Please reproduce every row below word for word, keeping each on its own line.

:::::

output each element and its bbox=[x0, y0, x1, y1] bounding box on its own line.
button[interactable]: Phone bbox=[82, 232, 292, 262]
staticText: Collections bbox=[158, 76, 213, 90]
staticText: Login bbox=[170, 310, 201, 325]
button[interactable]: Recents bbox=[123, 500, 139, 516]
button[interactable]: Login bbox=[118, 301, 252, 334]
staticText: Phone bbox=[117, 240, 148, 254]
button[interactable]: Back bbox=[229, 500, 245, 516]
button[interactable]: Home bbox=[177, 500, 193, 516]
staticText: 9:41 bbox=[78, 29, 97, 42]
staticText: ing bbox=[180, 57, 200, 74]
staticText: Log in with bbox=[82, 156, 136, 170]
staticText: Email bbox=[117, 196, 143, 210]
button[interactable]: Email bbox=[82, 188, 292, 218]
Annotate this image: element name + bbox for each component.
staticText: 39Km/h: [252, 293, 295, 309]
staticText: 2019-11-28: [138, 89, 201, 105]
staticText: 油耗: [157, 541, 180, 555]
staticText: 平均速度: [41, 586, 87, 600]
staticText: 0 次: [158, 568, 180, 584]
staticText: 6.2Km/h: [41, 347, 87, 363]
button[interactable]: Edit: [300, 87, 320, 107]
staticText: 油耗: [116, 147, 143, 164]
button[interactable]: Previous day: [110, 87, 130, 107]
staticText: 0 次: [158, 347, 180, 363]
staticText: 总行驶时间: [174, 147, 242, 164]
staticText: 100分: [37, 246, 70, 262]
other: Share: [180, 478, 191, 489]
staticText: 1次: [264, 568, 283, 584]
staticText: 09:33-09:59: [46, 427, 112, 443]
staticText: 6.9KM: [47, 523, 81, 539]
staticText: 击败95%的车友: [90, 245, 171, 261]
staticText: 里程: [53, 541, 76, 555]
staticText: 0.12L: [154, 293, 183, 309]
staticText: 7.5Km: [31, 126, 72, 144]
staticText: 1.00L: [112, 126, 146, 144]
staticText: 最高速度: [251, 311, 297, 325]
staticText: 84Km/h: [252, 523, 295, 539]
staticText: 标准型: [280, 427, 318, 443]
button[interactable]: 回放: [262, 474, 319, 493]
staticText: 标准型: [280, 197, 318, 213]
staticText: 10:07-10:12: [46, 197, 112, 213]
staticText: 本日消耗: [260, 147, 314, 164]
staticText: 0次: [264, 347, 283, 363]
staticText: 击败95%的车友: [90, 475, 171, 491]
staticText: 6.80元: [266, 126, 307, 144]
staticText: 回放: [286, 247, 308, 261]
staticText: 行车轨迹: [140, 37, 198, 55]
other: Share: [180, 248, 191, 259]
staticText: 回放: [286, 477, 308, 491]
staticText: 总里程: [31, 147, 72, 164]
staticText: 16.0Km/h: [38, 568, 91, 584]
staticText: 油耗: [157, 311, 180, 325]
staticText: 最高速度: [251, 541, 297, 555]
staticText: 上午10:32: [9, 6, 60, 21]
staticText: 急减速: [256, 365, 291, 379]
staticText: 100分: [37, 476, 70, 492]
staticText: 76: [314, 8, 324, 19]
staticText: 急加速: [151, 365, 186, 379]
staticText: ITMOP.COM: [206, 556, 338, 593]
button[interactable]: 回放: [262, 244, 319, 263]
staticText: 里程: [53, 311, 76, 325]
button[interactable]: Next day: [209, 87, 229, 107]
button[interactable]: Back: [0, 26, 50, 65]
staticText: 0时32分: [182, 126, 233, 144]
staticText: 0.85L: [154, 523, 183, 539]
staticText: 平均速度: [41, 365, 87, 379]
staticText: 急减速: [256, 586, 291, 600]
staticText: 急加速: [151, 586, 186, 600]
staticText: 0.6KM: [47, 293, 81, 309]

:::::

§ **COMPLETE RESPONSE**
output each element and its bbox=[x0, y0, x1, y1] bounding box on its own line.
button[interactable]: Phone bbox=[82, 232, 292, 262]
staticText: Collections bbox=[158, 76, 213, 90]
staticText: Login bbox=[170, 310, 201, 325]
button[interactable]: Recents bbox=[123, 500, 139, 516]
button[interactable]: Login bbox=[118, 301, 252, 334]
staticText: Phone bbox=[117, 240, 148, 254]
button[interactable]: Back bbox=[229, 500, 245, 516]
button[interactable]: Home bbox=[177, 500, 193, 516]
staticText: 9:41 bbox=[78, 29, 97, 42]
staticText: ing bbox=[180, 57, 200, 74]
staticText: Log in with bbox=[82, 156, 136, 170]
staticText: Email bbox=[117, 196, 143, 210]
button[interactable]: Email bbox=[82, 188, 292, 218]
Annotate this image: element name + bbox for each component.
staticText: 39Km/h: [252, 293, 295, 309]
staticText: 2019-11-28: [138, 89, 201, 105]
staticText: 油耗: [157, 541, 180, 555]
staticText: 平均速度: [41, 586, 87, 600]
staticText: 0 次: [158, 568, 180, 584]
staticText: 6.2Km/h: [41, 347, 87, 363]
button[interactable]: Edit: [300, 87, 320, 107]
staticText: 油耗: [116, 147, 143, 164]
button[interactable]: Previous day: [110, 87, 130, 107]
staticText: 0 次: [158, 347, 180, 363]
staticText: 总行驶时间: [174, 147, 242, 164]
staticText: 100分: [37, 246, 70, 262]
other: Share: [180, 478, 191, 489]
staticText: 1次: [264, 568, 283, 584]
staticText: 09:33-09:59: [46, 427, 112, 443]
staticText: 6.9KM: [47, 523, 81, 539]
staticText: 击败95%的车友: [90, 245, 171, 261]
staticText: 里程: [53, 541, 76, 555]
staticText: 0.12L: [154, 293, 183, 309]
staticText: 7.5Km: [31, 126, 72, 144]
staticText: 1.00L: [112, 126, 146, 144]
staticText: 最高速度: [251, 311, 297, 325]
staticText: 84Km/h: [252, 523, 295, 539]
staticText: 标准型: [280, 427, 318, 443]
button[interactable]: 回放: [262, 474, 319, 493]
staticText: 标准型: [280, 197, 318, 213]
staticText: 10:07-10:12: [46, 197, 112, 213]
staticText: 本日消耗: [260, 147, 314, 164]
staticText: 0次: [264, 347, 283, 363]
staticText: 击败95%的车友: [90, 475, 171, 491]
staticText: 6.80元: [266, 126, 307, 144]
staticText: 回放: [286, 247, 308, 261]
staticText: 行车轨迹: [140, 37, 198, 55]
other: Share: [180, 248, 191, 259]
staticText: 回放: [286, 477, 308, 491]
staticText: 总里程: [31, 147, 72, 164]
staticText: 16.0Km/h: [38, 568, 91, 584]
staticText: 油耗: [157, 311, 180, 325]
staticText: 最高速度: [251, 541, 297, 555]
staticText: 上午10:32: [9, 6, 60, 21]
staticText: 急减速: [256, 365, 291, 379]
staticText: 100分: [37, 476, 70, 492]
staticText: 76: [314, 8, 324, 19]
staticText: 急加速: [151, 365, 186, 379]
staticText: ITMOP.COM: [206, 556, 338, 593]
button[interactable]: 回放: [262, 244, 319, 263]
staticText: 里程: [53, 311, 76, 325]
button[interactable]: Next day: [209, 87, 229, 107]
button[interactable]: Back: [0, 26, 50, 65]
staticText: 0时32分: [182, 126, 233, 144]
staticText: 0.85L: [154, 523, 183, 539]
staticText: 平均速度: [41, 365, 87, 379]
staticText: 急减速: [256, 586, 291, 600]
staticText: 急加速: [151, 586, 186, 600]
staticText: 0.6KM: [47, 293, 81, 309]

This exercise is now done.